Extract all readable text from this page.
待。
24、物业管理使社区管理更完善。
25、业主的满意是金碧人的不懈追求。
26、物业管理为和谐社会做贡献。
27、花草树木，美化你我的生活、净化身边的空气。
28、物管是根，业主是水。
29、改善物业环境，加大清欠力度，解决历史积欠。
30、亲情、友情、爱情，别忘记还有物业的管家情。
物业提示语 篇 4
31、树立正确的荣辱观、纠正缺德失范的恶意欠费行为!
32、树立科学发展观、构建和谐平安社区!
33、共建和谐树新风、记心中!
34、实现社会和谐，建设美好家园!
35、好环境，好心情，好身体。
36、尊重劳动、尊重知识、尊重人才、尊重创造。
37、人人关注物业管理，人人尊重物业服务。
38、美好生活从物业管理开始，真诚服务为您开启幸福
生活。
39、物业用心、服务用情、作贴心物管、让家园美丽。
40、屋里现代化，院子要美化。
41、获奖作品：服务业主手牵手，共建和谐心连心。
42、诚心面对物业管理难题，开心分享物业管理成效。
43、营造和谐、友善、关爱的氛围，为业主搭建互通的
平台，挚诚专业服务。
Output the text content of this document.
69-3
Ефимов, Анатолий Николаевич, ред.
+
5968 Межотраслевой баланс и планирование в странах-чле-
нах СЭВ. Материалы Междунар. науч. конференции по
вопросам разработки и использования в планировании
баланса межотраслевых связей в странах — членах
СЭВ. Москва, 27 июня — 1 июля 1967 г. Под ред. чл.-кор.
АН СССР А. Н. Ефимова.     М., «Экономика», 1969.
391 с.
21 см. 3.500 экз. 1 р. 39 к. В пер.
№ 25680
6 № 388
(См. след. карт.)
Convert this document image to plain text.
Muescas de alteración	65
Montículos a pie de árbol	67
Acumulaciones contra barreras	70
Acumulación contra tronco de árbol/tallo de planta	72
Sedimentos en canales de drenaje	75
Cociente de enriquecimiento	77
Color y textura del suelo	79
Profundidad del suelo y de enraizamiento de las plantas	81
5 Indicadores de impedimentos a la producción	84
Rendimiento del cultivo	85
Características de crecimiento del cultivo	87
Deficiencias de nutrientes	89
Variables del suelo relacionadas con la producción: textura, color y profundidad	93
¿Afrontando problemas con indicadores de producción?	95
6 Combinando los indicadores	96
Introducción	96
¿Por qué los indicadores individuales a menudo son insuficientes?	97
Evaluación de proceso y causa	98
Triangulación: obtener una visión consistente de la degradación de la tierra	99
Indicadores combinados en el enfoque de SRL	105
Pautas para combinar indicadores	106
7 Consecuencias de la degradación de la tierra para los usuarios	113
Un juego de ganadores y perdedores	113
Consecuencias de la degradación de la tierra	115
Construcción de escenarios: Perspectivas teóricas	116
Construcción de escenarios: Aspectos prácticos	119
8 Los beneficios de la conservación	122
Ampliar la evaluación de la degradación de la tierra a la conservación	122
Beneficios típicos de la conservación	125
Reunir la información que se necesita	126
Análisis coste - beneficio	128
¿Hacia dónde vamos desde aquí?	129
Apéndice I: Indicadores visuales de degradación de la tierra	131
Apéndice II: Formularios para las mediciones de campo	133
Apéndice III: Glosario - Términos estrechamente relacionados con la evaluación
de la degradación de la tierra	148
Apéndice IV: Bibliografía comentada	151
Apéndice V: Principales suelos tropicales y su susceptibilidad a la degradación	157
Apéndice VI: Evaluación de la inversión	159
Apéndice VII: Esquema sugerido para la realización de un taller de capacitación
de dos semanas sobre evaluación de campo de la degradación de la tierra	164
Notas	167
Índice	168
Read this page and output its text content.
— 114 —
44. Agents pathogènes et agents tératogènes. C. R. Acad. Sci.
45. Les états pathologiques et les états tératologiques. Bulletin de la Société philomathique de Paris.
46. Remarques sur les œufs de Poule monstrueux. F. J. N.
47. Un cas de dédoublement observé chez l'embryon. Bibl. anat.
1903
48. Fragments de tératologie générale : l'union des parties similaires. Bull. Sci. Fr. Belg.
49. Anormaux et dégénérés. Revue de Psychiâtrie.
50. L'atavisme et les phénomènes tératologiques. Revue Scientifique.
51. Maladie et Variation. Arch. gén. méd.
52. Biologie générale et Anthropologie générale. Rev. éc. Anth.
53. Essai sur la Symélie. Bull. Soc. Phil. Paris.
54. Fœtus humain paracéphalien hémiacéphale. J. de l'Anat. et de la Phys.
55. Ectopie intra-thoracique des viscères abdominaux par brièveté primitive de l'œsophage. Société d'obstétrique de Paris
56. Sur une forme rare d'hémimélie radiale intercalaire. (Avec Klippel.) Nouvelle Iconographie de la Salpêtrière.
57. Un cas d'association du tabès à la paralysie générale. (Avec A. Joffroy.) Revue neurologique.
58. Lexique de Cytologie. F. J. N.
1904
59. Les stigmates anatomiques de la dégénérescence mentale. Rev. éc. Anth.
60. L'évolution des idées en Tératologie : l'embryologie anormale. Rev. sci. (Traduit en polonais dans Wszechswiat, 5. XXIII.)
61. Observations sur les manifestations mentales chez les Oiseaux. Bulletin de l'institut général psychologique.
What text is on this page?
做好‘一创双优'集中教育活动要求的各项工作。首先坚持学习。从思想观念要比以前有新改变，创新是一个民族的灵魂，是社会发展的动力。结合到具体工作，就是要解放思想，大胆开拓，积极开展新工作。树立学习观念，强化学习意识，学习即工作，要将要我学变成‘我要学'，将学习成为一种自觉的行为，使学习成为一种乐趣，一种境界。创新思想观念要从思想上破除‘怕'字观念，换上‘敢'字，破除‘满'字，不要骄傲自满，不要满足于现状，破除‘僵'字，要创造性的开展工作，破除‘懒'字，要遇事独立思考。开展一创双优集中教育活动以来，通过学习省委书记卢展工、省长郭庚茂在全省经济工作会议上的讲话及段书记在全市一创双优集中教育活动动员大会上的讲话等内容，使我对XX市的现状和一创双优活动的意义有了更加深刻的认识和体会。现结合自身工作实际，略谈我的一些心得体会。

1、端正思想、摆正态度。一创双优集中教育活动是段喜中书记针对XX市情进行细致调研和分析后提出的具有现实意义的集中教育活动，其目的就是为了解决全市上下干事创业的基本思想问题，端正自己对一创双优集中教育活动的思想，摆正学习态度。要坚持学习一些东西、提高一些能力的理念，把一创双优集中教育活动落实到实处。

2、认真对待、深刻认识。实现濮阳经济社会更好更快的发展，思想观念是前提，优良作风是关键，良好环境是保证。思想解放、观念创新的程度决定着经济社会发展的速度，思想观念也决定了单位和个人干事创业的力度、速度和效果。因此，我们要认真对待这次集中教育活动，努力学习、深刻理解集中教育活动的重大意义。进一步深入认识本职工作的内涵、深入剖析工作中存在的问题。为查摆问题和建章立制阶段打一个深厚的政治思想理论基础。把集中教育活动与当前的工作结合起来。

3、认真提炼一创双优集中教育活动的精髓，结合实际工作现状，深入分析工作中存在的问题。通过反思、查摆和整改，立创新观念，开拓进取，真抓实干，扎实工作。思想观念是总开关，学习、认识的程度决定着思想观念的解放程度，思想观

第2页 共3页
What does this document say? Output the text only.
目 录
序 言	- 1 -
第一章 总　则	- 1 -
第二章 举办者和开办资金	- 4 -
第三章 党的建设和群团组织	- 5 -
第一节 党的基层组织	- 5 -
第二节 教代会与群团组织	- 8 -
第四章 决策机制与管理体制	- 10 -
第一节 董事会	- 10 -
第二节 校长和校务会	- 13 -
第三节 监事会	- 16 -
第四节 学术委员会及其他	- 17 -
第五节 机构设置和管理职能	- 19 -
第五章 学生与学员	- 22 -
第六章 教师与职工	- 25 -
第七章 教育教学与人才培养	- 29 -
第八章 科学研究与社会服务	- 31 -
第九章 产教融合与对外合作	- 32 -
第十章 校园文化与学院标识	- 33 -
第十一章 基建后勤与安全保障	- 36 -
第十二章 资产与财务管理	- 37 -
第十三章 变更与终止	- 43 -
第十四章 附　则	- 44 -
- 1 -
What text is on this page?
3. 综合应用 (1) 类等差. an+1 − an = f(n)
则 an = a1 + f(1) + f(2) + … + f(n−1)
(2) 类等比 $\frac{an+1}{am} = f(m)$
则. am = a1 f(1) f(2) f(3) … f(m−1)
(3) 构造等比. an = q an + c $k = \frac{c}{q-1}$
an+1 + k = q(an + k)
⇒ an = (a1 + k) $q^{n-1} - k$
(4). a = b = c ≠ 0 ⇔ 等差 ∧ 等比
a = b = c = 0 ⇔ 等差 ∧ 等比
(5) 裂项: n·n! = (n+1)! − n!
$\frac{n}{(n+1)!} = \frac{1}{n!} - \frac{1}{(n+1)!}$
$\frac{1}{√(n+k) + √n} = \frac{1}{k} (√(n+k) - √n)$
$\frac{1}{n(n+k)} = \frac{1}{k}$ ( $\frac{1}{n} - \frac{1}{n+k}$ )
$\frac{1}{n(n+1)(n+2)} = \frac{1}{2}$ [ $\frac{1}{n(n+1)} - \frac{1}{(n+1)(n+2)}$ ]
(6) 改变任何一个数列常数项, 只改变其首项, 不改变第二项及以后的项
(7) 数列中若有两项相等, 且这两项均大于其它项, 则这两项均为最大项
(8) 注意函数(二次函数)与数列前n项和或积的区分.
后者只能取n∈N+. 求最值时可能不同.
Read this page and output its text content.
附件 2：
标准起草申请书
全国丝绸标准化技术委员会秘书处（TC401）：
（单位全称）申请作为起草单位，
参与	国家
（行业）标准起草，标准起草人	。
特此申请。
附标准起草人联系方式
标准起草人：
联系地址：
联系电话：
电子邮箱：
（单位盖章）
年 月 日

Problem> Gather all lines of the records that include the word "tierra".

Solution for this task>
Triangulación: obtener una visión consistente de la degradación de la tierra	99
7 Consecuencias de la degradación de la tierra para los usuarios	113
Consecuencias de la degradación de la tierra	115
Ampliar la evaluación de la degradación de la tierra a la conservación	122
Apéndice I: Indicadores visuales de degradación de la tierra	131
de la degradación de la tierra	148
de dos semanas sobre evaluación de campo de la degradación de la tierra	164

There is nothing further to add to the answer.